- [Exercise]: Among the records below, find each line that includes the string "SINCE" and copy it.

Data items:

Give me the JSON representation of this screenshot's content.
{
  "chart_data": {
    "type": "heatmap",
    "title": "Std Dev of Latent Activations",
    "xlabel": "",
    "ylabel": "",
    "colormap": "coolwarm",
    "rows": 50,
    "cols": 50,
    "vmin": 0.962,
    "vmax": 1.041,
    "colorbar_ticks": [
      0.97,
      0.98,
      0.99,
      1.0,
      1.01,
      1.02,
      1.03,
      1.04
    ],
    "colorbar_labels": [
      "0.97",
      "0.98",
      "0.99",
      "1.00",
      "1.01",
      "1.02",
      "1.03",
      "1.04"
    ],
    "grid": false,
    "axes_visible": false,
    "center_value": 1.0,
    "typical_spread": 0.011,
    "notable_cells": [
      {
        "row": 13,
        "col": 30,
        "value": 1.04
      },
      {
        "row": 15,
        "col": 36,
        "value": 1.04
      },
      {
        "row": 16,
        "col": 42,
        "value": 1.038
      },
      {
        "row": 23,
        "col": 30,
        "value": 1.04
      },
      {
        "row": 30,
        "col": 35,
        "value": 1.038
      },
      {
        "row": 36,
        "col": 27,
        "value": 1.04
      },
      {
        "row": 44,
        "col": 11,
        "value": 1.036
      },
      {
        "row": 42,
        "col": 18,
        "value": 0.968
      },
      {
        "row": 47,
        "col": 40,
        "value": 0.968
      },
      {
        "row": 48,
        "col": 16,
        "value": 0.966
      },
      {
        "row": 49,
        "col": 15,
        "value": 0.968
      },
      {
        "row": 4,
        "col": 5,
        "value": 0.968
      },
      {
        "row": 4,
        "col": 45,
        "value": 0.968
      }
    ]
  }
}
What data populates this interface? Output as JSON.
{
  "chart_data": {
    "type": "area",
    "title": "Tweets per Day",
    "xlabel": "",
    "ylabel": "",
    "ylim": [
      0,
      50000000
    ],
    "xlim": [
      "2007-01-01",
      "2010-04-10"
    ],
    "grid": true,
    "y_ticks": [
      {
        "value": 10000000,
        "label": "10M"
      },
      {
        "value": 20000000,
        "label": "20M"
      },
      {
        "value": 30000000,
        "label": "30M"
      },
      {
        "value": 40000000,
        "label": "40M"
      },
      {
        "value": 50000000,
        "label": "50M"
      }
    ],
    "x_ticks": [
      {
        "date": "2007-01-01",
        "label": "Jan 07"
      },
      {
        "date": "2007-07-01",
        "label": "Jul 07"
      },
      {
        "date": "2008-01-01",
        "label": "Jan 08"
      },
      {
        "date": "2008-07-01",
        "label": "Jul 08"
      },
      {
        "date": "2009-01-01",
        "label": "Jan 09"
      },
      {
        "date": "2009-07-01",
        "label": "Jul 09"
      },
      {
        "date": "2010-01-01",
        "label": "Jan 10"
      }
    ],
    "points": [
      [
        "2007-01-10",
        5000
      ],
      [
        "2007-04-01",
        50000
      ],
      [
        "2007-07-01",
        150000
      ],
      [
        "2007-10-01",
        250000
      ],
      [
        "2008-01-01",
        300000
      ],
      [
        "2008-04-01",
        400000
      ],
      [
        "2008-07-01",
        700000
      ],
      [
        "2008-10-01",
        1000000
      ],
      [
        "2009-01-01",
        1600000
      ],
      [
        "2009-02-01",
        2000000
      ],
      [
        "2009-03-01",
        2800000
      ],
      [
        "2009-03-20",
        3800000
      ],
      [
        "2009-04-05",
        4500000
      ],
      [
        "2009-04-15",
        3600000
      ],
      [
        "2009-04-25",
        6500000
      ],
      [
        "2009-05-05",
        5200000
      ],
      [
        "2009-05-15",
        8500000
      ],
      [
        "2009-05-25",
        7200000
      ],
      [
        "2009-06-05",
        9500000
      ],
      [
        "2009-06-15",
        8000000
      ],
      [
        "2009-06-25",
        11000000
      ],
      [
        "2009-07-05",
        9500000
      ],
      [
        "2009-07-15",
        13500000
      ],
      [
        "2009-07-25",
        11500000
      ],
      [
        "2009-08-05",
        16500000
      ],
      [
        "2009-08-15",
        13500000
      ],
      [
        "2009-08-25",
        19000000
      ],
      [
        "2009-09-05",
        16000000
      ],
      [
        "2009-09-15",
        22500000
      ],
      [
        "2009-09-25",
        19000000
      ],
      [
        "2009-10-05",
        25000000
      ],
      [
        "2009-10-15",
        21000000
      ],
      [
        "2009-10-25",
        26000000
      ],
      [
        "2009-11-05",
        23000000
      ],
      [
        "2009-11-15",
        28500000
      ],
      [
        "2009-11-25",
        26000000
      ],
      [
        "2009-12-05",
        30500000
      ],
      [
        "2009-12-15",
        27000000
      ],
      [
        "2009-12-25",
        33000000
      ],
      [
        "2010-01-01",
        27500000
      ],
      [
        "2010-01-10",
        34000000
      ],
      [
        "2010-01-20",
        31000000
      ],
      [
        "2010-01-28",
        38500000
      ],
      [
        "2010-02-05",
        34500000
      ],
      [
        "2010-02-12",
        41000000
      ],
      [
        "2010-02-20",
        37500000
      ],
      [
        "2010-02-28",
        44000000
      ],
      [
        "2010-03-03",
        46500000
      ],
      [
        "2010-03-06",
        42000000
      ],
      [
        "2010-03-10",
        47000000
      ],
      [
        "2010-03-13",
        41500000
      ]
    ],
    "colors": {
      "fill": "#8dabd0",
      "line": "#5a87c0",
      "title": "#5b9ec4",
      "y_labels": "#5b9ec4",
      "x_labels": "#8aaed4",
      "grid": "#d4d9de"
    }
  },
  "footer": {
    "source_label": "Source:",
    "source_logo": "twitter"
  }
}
---
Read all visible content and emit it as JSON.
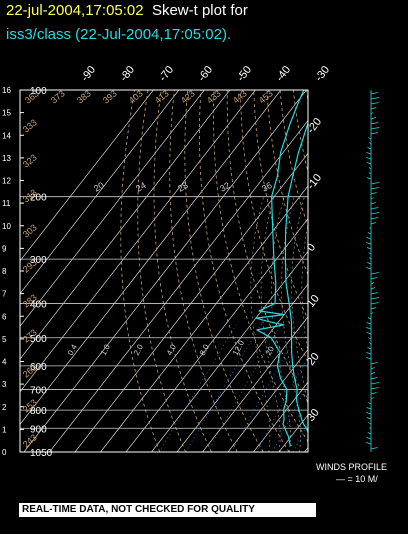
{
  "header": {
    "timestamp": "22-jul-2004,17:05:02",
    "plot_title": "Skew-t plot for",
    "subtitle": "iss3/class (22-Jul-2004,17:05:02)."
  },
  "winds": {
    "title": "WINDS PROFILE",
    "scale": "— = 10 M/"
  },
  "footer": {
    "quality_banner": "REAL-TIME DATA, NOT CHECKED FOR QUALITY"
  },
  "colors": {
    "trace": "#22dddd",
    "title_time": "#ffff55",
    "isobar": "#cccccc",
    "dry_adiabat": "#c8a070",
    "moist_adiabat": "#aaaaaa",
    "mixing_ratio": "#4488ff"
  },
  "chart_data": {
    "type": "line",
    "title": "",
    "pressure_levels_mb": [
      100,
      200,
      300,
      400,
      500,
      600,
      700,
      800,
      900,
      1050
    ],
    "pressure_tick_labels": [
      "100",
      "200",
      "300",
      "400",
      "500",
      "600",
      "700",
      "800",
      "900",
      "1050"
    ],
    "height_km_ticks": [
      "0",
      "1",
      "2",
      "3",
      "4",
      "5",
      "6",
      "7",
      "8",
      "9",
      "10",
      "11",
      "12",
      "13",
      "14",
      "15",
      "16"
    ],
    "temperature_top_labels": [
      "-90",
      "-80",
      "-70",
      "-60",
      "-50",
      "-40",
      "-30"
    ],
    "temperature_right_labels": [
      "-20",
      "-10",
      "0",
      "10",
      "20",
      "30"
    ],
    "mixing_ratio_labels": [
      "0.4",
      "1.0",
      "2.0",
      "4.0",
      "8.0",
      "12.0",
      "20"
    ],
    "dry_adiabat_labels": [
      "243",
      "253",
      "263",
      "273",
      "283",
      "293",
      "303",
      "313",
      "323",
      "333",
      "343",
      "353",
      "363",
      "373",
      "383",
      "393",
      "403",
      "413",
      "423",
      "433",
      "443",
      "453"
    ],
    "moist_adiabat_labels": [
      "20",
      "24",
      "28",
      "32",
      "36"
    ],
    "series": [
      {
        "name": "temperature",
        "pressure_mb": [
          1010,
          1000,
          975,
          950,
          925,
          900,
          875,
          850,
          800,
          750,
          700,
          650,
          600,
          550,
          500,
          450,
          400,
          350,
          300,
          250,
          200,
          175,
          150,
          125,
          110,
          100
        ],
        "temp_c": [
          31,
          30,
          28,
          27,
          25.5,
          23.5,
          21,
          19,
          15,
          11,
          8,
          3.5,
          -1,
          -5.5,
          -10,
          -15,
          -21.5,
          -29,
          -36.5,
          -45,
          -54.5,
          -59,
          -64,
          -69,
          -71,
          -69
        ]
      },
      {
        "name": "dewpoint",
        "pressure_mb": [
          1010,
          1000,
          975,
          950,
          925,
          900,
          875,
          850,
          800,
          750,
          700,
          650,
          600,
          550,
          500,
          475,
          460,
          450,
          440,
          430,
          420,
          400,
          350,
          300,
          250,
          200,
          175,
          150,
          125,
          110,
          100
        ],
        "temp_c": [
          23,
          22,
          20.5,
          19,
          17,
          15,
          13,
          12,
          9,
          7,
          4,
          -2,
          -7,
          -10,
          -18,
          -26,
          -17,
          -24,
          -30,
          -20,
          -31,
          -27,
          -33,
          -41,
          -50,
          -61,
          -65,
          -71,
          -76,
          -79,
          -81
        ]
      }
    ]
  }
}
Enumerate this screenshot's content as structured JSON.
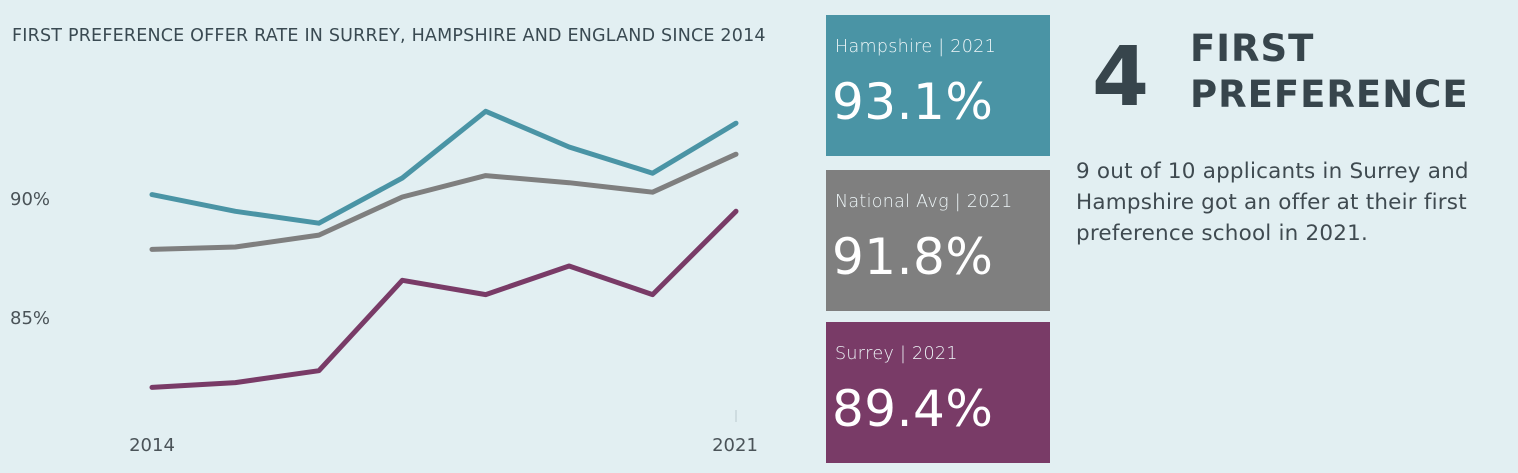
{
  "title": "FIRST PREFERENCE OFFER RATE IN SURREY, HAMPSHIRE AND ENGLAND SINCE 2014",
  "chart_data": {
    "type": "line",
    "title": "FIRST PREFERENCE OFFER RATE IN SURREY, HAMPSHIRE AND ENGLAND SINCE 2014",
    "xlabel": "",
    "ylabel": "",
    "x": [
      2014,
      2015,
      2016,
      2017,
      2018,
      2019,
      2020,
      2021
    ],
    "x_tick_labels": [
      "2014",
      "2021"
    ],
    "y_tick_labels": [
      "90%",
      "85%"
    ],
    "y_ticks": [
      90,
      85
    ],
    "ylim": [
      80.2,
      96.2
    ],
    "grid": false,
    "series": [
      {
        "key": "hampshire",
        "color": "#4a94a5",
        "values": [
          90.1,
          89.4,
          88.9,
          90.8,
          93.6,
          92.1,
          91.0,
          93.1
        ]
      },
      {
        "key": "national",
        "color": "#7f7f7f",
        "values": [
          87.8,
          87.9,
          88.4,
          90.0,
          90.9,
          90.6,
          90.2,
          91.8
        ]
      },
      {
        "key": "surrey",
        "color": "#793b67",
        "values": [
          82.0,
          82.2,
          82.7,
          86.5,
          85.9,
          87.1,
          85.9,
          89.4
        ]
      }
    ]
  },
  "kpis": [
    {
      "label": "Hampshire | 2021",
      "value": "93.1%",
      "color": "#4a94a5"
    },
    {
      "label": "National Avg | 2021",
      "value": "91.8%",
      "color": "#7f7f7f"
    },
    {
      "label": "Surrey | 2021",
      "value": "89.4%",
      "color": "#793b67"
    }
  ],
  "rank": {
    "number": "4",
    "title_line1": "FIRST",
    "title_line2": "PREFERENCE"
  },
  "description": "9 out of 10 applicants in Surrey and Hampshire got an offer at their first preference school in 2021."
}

- [Response]:
  "title": "FIRST PREFERENCE OFFER RATE IN SURREY, HAMPSHIRE AND ENGLAND SINCE 2014",
    "title": "FIRST PREFERENCE OFFER RATE IN SURREY, HAMPSHIRE AND ENGLAND SINCE 2014",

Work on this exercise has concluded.